**Set task**
Gather all lines containing the string "text" and copy them out.

— Start Supplied records —

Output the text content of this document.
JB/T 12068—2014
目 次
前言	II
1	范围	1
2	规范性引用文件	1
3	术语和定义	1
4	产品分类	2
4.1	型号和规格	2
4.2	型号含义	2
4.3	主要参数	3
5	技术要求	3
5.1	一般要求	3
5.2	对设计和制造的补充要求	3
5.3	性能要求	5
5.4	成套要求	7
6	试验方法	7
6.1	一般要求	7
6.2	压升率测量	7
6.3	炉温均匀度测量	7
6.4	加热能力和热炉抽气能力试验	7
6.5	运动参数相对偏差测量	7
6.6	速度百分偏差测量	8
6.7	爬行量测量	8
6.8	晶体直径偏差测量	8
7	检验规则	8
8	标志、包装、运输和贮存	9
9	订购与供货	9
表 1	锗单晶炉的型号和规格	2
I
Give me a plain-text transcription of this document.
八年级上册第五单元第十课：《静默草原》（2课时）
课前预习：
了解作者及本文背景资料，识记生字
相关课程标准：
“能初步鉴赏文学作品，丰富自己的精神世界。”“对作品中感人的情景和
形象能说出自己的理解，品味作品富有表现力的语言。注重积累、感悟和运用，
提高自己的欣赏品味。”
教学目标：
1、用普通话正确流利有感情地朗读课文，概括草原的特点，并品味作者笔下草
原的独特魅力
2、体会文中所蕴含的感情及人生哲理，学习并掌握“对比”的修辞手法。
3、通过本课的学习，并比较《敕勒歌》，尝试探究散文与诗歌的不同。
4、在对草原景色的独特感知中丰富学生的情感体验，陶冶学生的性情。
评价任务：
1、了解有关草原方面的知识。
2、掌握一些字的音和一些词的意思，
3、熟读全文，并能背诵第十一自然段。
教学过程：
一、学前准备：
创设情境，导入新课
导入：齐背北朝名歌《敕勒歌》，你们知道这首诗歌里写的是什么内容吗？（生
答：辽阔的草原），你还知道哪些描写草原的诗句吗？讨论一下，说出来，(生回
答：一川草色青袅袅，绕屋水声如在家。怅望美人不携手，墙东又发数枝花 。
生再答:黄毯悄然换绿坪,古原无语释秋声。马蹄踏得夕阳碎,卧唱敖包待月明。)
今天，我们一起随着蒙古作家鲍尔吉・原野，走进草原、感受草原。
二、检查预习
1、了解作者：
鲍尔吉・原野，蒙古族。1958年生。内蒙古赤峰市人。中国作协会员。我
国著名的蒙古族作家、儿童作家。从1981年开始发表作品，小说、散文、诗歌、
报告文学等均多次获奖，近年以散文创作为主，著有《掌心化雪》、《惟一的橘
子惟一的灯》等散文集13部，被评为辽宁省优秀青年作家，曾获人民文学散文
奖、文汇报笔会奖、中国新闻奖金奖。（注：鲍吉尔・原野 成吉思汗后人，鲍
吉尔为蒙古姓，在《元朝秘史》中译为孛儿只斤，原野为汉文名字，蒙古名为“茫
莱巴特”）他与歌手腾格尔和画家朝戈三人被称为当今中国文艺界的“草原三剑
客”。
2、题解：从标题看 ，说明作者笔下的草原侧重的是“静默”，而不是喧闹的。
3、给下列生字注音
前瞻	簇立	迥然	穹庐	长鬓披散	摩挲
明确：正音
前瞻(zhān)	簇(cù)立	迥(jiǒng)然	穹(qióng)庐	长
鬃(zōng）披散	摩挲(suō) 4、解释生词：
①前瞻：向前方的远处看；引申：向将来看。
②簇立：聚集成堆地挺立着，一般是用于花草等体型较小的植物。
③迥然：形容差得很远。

— End Supplied records —

**Exercise response**
Output the text content of this document.
Give me a plain-text transcription of this document.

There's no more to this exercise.